Direction: Please quote every line word for word.

Entries supplied:
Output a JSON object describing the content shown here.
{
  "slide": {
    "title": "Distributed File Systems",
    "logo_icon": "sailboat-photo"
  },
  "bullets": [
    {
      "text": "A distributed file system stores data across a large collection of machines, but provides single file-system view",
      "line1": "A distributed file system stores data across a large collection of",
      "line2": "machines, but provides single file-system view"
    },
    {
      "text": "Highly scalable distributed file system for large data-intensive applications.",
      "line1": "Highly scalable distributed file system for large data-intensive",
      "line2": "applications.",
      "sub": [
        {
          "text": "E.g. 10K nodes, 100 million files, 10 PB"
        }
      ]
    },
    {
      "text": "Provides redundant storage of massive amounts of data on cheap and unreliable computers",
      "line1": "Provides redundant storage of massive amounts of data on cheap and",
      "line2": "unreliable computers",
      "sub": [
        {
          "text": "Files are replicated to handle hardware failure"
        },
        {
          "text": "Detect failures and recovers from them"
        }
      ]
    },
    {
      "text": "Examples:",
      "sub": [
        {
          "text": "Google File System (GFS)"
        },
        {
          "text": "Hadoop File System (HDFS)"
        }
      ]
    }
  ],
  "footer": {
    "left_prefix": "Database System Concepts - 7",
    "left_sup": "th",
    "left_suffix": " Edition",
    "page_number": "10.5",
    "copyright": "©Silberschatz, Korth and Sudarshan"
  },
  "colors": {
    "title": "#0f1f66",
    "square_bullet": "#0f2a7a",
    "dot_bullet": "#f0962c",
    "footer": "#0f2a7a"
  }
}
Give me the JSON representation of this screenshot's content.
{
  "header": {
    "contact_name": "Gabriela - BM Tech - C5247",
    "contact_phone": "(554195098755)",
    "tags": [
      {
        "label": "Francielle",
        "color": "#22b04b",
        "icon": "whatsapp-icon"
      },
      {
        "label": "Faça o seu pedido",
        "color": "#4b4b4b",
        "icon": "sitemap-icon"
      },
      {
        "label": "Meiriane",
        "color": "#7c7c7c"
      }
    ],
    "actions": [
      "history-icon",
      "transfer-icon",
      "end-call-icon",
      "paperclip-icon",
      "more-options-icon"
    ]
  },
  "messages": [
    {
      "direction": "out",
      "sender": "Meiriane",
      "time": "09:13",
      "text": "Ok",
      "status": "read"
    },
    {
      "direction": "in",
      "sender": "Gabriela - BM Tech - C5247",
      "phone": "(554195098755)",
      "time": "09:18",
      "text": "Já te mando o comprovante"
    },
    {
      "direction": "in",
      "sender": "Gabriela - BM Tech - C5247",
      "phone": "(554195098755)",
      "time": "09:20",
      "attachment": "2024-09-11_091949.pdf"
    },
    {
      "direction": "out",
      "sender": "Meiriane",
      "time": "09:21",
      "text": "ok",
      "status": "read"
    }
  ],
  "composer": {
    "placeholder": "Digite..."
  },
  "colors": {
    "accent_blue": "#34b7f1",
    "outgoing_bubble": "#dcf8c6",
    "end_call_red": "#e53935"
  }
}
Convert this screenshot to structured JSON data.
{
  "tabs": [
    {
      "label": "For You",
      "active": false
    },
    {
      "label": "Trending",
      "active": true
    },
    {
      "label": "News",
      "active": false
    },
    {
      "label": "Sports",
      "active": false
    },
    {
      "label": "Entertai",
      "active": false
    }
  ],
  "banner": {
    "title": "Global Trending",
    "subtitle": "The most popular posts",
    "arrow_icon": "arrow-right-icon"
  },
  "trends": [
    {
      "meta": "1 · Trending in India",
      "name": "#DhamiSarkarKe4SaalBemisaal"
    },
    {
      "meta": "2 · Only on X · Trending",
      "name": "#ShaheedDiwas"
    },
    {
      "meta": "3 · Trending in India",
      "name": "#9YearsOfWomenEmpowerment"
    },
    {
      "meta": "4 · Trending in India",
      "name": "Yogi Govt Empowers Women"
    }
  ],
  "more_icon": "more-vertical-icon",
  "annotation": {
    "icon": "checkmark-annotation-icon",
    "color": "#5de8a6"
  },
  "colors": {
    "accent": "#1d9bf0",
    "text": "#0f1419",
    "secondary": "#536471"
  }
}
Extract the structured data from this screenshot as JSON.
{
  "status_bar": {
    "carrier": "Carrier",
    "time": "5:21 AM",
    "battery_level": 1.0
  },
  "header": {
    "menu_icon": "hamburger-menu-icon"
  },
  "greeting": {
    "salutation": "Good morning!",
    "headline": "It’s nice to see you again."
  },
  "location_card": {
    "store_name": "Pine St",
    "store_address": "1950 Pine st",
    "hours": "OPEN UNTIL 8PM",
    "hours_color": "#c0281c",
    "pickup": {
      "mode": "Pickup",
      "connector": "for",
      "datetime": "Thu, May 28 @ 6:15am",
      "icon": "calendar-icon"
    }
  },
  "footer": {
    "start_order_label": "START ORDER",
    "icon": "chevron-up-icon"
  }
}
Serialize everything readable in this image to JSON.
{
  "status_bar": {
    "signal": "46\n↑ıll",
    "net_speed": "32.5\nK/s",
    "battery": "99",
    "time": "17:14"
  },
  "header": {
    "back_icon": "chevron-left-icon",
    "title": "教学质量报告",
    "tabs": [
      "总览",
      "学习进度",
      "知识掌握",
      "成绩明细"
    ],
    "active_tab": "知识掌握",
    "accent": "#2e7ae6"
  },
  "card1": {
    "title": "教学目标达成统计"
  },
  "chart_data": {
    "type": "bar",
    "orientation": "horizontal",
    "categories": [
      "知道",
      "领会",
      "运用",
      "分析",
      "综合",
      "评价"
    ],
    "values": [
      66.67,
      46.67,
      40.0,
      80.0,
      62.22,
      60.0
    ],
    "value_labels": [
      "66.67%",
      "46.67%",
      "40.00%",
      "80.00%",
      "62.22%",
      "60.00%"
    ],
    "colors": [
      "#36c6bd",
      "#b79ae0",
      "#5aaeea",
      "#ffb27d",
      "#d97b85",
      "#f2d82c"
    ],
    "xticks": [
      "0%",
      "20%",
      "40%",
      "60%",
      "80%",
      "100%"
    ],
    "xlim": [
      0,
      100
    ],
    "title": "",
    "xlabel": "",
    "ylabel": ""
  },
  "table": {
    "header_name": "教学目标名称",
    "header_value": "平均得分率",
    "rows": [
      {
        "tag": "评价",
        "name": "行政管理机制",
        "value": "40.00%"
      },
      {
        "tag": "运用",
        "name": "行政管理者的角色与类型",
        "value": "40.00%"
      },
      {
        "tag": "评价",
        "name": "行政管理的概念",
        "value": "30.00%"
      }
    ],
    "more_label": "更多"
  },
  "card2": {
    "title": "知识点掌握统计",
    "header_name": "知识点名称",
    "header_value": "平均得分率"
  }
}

Answer to this exercise:
Output a JSON object describing the content shown here.
{
  "slide": {
    "title": "Distributed File Systems",
    "logo_icon": "sailboat-photo"
  },
  "bullets": [
    {
      "text": "A distributed file system stores data across a large collection of machines, but provides single file-system view",
      "line1": "A distributed file system stores data across a large collection of",
      "line2": "machines, but provides single file-system view"
    },
    {
      "text": "Highly scalable distributed file system for large data-intensive applications.",
      "line1": "Highly scalable distributed file system for large data-intensive",
      "line2": "applications.",
      "sub": [
        {
          "text": "E.g. 10K nodes, 100 million files, 10 PB"
        }
      ]
    },
    {
      "text": "Provides redundant storage of massive amounts of data on cheap and unreliable computers",
      "line1": "Provides redundant storage of massive amounts of data on cheap and",
      "line2": "unreliable computers",
      "sub": [
        {
          "text": "Files are replicated to handle hardware failure"
        },
        {
          "text": "Detect failures and recovers from them"
        }
      ]
    },
    {
      "text": "Examples:",
      "sub": [
        {
          "text": "Google File System (GFS)"
        },
        {
          "text": "Hadoop File System (HDFS)"
        }
      ]
    }
  ],
  "footer": {
    "left_prefix": "Database System Concepts - 7",
    "left_sup": "th",
    "left_suffix": " Edition",
    "page_number": "10.5",
    "copyright": "©Silberschatz, Korth and Sudarshan"
  },
  "colors": {
    "title": "#0f1f66",
    "square_bullet": "#0f2a7a",
    "dot_bullet": "#f0962c",
    "footer": "#0f2a7a"
  }
}
Give me the JSON representation of this screenshot's content.
{
  "header": {
    "contact_name": "Gabriela - BM Tech - C5247",
    "contact_phone": "(554195098755)",
    "tags": [
      {
        "label": "Francielle",
        "color": "#22b04b",
        "icon": "whatsapp-icon"
      },
      {
        "label": "Faça o seu pedido",
        "color": "#4b4b4b",
        "icon": "sitemap-icon"
      },
      {
        "label": "Meiriane",
        "color": "#7c7c7c"
      }
    ],
    "actions": [
      "history-icon",
      "transfer-icon",
      "end-call-icon",
      "paperclip-icon",
      "more-options-icon"
    ]
  },
  "messages": [
    {
      "direction": "out",
      "sender": "Meiriane",
      "time": "09:13",
      "text": "Ok",
      "status": "read"
    },
    {
      "direction": "in",
      "sender": "Gabriela - BM Tech - C5247",
      "phone": "(554195098755)",
      "time": "09:18",
      "text": "Já te mando o comprovante"
    },
    {
      "direction": "in",
      "sender": "Gabriela - BM Tech - C5247",
      "phone": "(554195098755)",
      "time": "09:20",
      "attachment": "2024-09-11_091949.pdf"
    },
    {
      "direction": "out",
      "sender": "Meiriane",
      "time": "09:21",
      "text": "ok",
      "status": "read"
    }
  ],
  "composer": {
    "placeholder": "Digite..."
  },
  "colors": {
    "accent_blue": "#34b7f1",
    "outgoing_bubble": "#dcf8c6",
    "end_call_red": "#e53935"
  }
}
Convert this screenshot to structured JSON data.
{
  "tabs": [
    {
      "label": "For You",
      "active": false
    },
    {
      "label": "Trending",
      "active": true
    },
    {
      "label": "News",
      "active": false
    },
    {
      "label": "Sports",
      "active": false
    },
    {
      "label": "Entertai",
      "active": false
    }
  ],
  "banner": {
    "title": "Global Trending",
    "subtitle": "The most popular posts",
    "arrow_icon": "arrow-right-icon"
  },
  "trends": [
    {
      "meta": "1 · Trending in India",
      "name": "#DhamiSarkarKe4SaalBemisaal"
    },
    {
      "meta": "2 · Only on X · Trending",
      "name": "#ShaheedDiwas"
    },
    {
      "meta": "3 · Trending in India",
      "name": "#9YearsOfWomenEmpowerment"
    },
    {
      "meta": "4 · Trending in India",
      "name": "Yogi Govt Empowers Women"
    }
  ],
  "more_icon": "more-vertical-icon",
  "annotation": {
    "icon": "checkmark-annotation-icon",
    "color": "#5de8a6"
  },
  "colors": {
    "accent": "#1d9bf0",
    "text": "#0f1419",
    "secondary": "#536471"
  }
}
Extract the structured data from this screenshot as JSON.
{
  "status_bar": {
    "carrier": "Carrier",
    "time": "5:21 AM",
    "battery_level": 1.0
  },
  "header": {
    "menu_icon": "hamburger-menu-icon"
  },
  "greeting": {
    "salutation": "Good morning!",
    "headline": "It’s nice to see you again."
  },
  "location_card": {
    "store_name": "Pine St",
    "store_address": "1950 Pine st",
    "hours": "OPEN UNTIL 8PM",
    "hours_color": "#c0281c",
    "pickup": {
      "mode": "Pickup",
      "connector": "for",
      "datetime": "Thu, May 28 @ 6:15am",
      "icon": "calendar-icon"
    }
  },
  "footer": {
    "start_order_label": "START ORDER",
    "icon": "chevron-up-icon"
  }
}
Serialize everything readable in this image to JSON.
{
  "status_bar": {
    "signal": "46\n↑ıll",
    "net_speed": "32.5\nK/s",
    "battery": "99",
    "time": "17:14"
  },
  "header": {
    "back_icon": "chevron-left-icon",
    "title": "教学质量报告",
    "tabs": [
      "总览",
      "学习进度",
      "知识掌握",
      "成绩明细"
    ],
    "active_tab": "知识掌握",
    "accent": "#2e7ae6"
  },
  "card1": {
    "title": "教学目标达成统计"
  },
  "chart_data": {
    "type": "bar",
    "orientation": "horizontal",
    "categories": [
      "知道",
      "领会",
      "运用",
      "分析",
      "综合",
      "评价"
    ],
    "values": [
      66.67,
      46.67,
      40.0,
      80.0,
      62.22,
      60.0
    ],
    "value_labels": [
      "66.67%",
      "46.67%",
      "40.00%",
      "80.00%",
      "62.22%",
      "60.00%"
    ],
    "colors": [
      "#36c6bd",
      "#b79ae0",
      "#5aaeea",
      "#ffb27d",
      "#d97b85",
      "#f2d82c"
    ],
    "xticks": [
      "0%",
      "20%",
      "40%",
      "60%",
      "80%",
      "100%"
    ],
    "xlim": [
      0,
      100
    ],
    "title": "",
    "xlabel": "",
    "ylabel": ""
  },
  "table": {
    "header_name": "教学目标名称",
    "header_value": "平均得分率",
    "rows": [
      {
        "tag": "评价",
        "name": "行政管理机制",
        "value": "40.00%"
      },
      {
        "tag": "运用",
        "name": "行政管理者的角色与类型",
        "value": "40.00%"
      },
      {
        "tag": "评价",
        "name": "行政管理的概念",
        "value": "30.00%"
      }
    ],
    "more_label": "更多"
  },
  "card2": {
    "title": "知识点掌握统计",
    "header_name": "知识点名称",
    "header_value": "平均得分率"
  }
}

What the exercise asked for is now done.